DATA LISTING.
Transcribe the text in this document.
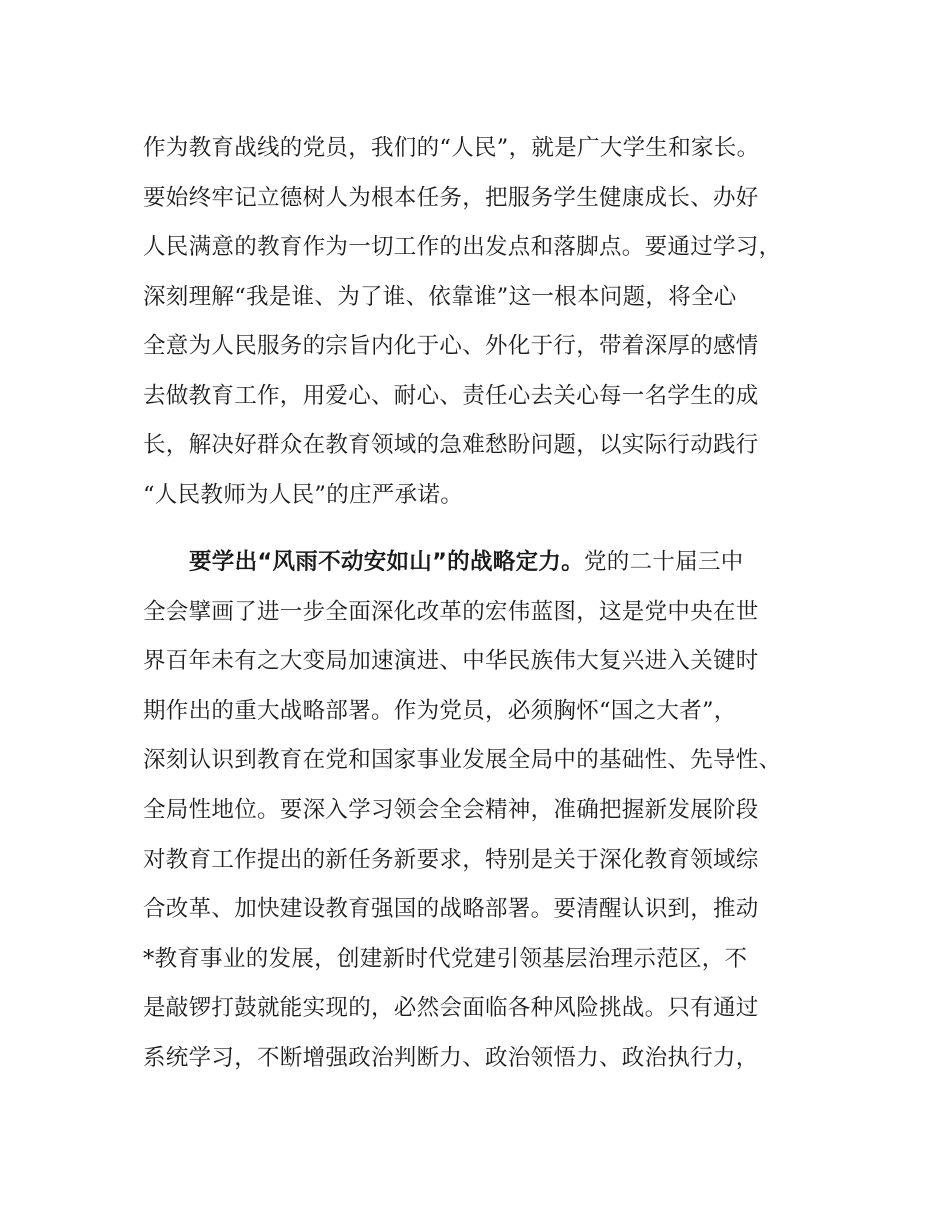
作为教育战线的党员，我们的“人民”，就是广大学生和家长。
要始终牢记立德树人为根本任务，把服务学生健康成长、办好
人民满意的教育作为一切工作的出发点和落脚点。要通过学习，
深刻理解“我是谁、为了谁、依靠谁”这一根本问题，将全心
全意为人民服务的宗旨内化于心、外化于行，带着深厚的感情
去做教育工作，用爱心、耐心、责任心去关心每一名学生的成
长，解决好群众在教育领域的急难愁盼问题，以实际行动践行
“人民教师为人民”的庄严承诺。
要学出“风雨不动安如山”的战略定力。党的二十届三中
全会擘画了进一步全面深化改革的宏伟蓝图，这是党中央在世
界百年未有之大变局加速演进、中华民族伟大复兴进入关键时
期作出的重大战略部署。作为党员，必须胸怀“国之大者”，
深刻认识到教育在党和国家事业发展全局中的基础性、先导性、
全局性地位。要深入学习领会全会精神，准确把握新发展阶段
对教育工作提出的新任务新要求，特别是关于深化教育领域综
合改革、加快建设教育强国的战略部署。要清醒认识到，推动
*教育事业的发展，创建新时代党建引领基层治理示范区，不
是敲锣打鼓就能实现的，必然会面临各种风险挑战。只有通过
系统学习，不断增强政治判断力、政治领悟力、政治执行力，
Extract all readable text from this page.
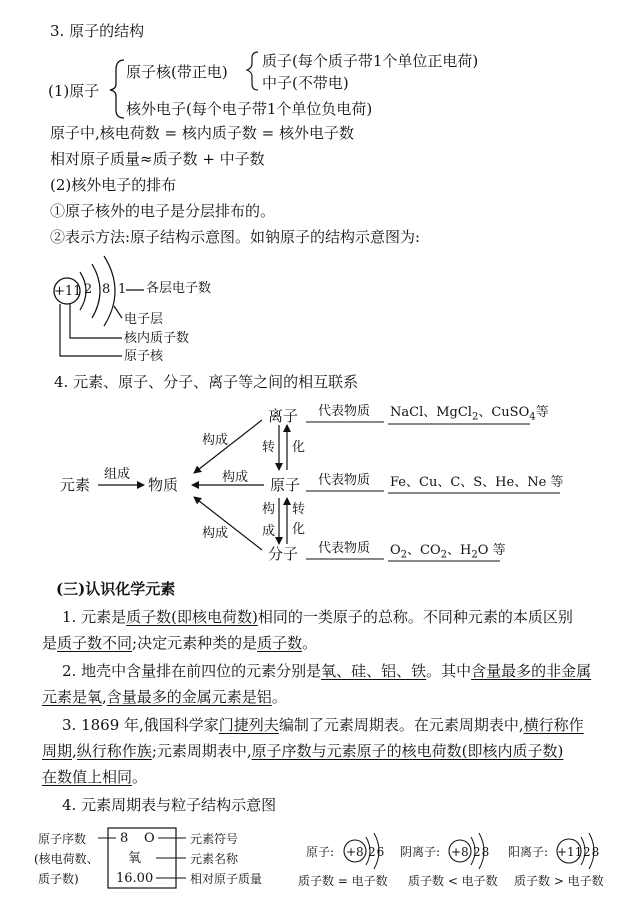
3. 原子的结构
(1)原子
原子核(带正电)
质子(每个质子带1个单位正电荷)
中子(不带电)
核外电子(每个电子带1个单位负电荷)
原子中,核电荷数 = 核内质子数 = 核外电子数
相对原子质量≈质子数 + 中子数
(2)核外电子的排布
①原子核外的电子是分层排布的。
②表示方法:原子结构示意图。如钠原子的结构示意图为:
+11 2 8 1 各层电子数
电子层
核内质子数
原子核
4. 元素、原子、分子、离子等之间的相互联系
元素
组成
物质
构成
构成
构成
离子
原子
分子
转 化
构
成
转
化
代表物质
代表物质
代表物质
NaCl、MgCl$_2$、CuSO$_4$等
Fe、Cu、C、S、He、Ne 等
$O_2$、$CO_2$、$H_2O$ 等
(三)认识化学元素
1. 元素是质子数(即核电荷数)相同的一类原子的总称。不同种元素的本质区别
是质子数不同;决定元素种类的是质子数。
2. 地壳中含量排在前四位的元素分别是氧、硅、铝、铁。其中含量最多的非金属
元素是氧,含量最多的金属元素是铝。
3. 1869 年,俄国科学家门捷列夫编制了元素周期表。在元素周期表中,横行称作
周期,纵行称作族;元素周期表中,原子序数与元素原子的核电荷数(即核内质子数)
在数值上相同。
4. 元素周期表与粒子结构示意图
原子序数
(核电荷数、
质子数)
8 O
氧
16.00
元素符号
元素名称
相对原子质量
原子: +8 26
质子数 = 电子数
阴离子: +8 28
质子数 < 电子数
阳离子: +11 28
质子数 > 电子数
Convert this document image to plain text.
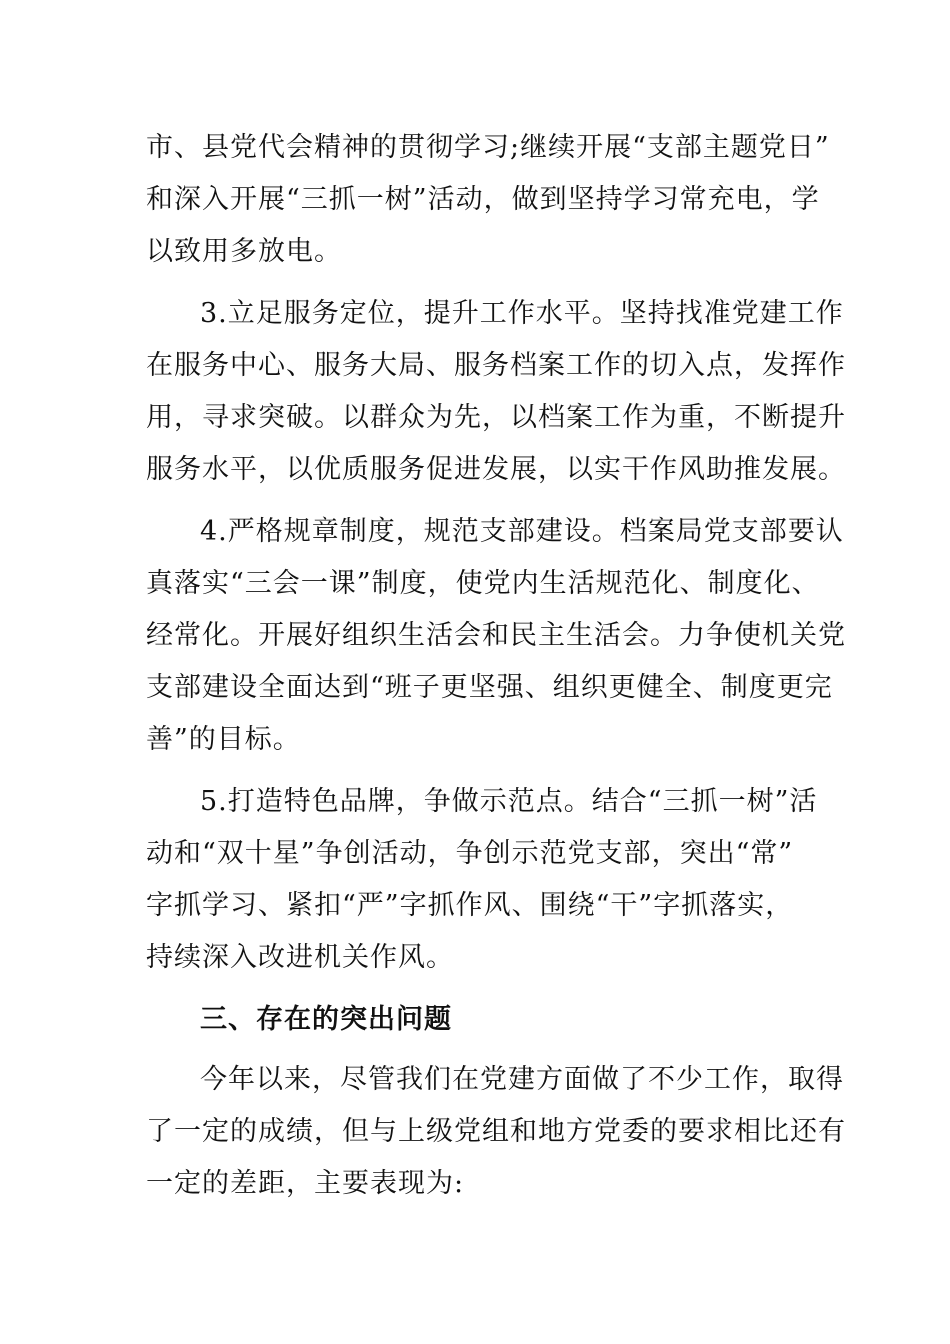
市、县党代会精神的贯彻学习;继续开展“支部主题党日”
和深入开展“三抓一树”活动，做到坚持学习常充电，学
以致用多放电。

3.立足服务定位，提升工作水平。坚持找准党建工作
在服务中心、服务大局、服务档案工作的切入点，发挥作
用，寻求突破。以群众为先，以档案工作为重，不断提升
服务水平，以优质服务促进发展，以实干作风助推发展。

4.严格规章制度，规范支部建设。档案局党支部要认
真落实“三会一课”制度，使党内生活规范化、制度化、
经常化。开展好组织生活会和民主生活会。力争使机关党
支部建设全面达到“班子更坚强、组织更健全、制度更完
善”的目标。

5.打造特色品牌，争做示范点。结合“三抓一树”活
动和“双十星”争创活动，争创示范党支部，突出“常”
字抓学习、紧扣“严”字抓作风、围绕“干”字抓落实，
持续深入改进机关作风。

三、存在的突出问题

今年以来，尽管我们在党建方面做了不少工作，取得
了一定的成绩，但与上级党组和地方党委的要求相比还有
一定的差距，主要表现为:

REQUIREMENT. Without the pictures, print the records in full, exactly as they appear.

TASK ANSWER.
Transcribe the text in this document.
作为教育战线的党员，我们的“人民”，就是广大学生和家长。
要始终牢记立德树人为根本任务，把服务学生健康成长、办好
人民满意的教育作为一切工作的出发点和落脚点。要通过学习，
深刻理解“我是谁、为了谁、依靠谁”这一根本问题，将全心
全意为人民服务的宗旨内化于心、外化于行，带着深厚的感情
去做教育工作，用爱心、耐心、责任心去关心每一名学生的成
长，解决好群众在教育领域的急难愁盼问题，以实际行动践行
“人民教师为人民”的庄严承诺。
要学出“风雨不动安如山”的战略定力。党的二十届三中
全会擘画了进一步全面深化改革的宏伟蓝图，这是党中央在世
界百年未有之大变局加速演进、中华民族伟大复兴进入关键时
期作出的重大战略部署。作为党员，必须胸怀“国之大者”，
深刻认识到教育在党和国家事业发展全局中的基础性、先导性、
全局性地位。要深入学习领会全会精神，准确把握新发展阶段
对教育工作提出的新任务新要求，特别是关于深化教育领域综
合改革、加快建设教育强国的战略部署。要清醒认识到，推动
*教育事业的发展，创建新时代党建引领基层治理示范区，不
是敲锣打鼓就能实现的，必然会面临各种风险挑战。只有通过
系统学习，不断增强政治判断力、政治领悟力、政治执行力，
Extract all readable text from this page.
3. 原子的结构
(1)原子
原子核(带正电)
质子(每个质子带1个单位正电荷)
中子(不带电)
核外电子(每个电子带1个单位负电荷)
原子中,核电荷数 = 核内质子数 = 核外电子数
相对原子质量≈质子数 + 中子数
(2)核外电子的排布
①原子核外的电子是分层排布的。
②表示方法:原子结构示意图。如钠原子的结构示意图为:
+11 2 8 1 各层电子数
电子层
核内质子数
原子核
4. 元素、原子、分子、离子等之间的相互联系
元素
组成
物质
构成
构成
构成
离子
原子
分子
转 化
构
成
转
化
代表物质
代表物质
代表物质
NaCl、MgCl$_2$、CuSO$_4$等
Fe、Cu、C、S、He、Ne 等
$O_2$、$CO_2$、$H_2O$ 等
(三)认识化学元素
1. 元素是质子数(即核电荷数)相同的一类原子的总称。不同种元素的本质区别
是质子数不同;决定元素种类的是质子数。
2. 地壳中含量排在前四位的元素分别是氧、硅、铝、铁。其中含量最多的非金属
元素是氧,含量最多的金属元素是铝。
3. 1869 年,俄国科学家门捷列夫编制了元素周期表。在元素周期表中,横行称作
周期,纵行称作族;元素周期表中,原子序数与元素原子的核电荷数(即核内质子数)
在数值上相同。
4. 元素周期表与粒子结构示意图
原子序数
(核电荷数、
质子数)
8 O
氧
16.00
元素符号
元素名称
相对原子质量
原子: +8 26
质子数 = 电子数
阴离子: +8 28
质子数 < 电子数
阳离子: +11 28
质子数 > 电子数
Convert this document image to plain text.
市、县党代会精神的贯彻学习;继续开展“支部主题党日”
和深入开展“三抓一树”活动，做到坚持学习常充电，学
以致用多放电。

3.立足服务定位，提升工作水平。坚持找准党建工作
在服务中心、服务大局、服务档案工作的切入点，发挥作
用，寻求突破。以群众为先，以档案工作为重，不断提升
服务水平，以优质服务促进发展，以实干作风助推发展。

4.严格规章制度，规范支部建设。档案局党支部要认
真落实“三会一课”制度，使党内生活规范化、制度化、
经常化。开展好组织生活会和民主生活会。力争使机关党
支部建设全面达到“班子更坚强、组织更健全、制度更完
善”的目标。

5.打造特色品牌，争做示范点。结合“三抓一树”活
动和“双十星”争创活动，争创示范党支部，突出“常”
字抓学习、紧扣“严”字抓作风、围绕“干”字抓落实，
持续深入改进机关作风。

三、存在的突出问题

今年以来，尽管我们在党建方面做了不少工作，取得
了一定的成绩，但与上级党组和地方党委的要求相比还有
一定的差距，主要表现为:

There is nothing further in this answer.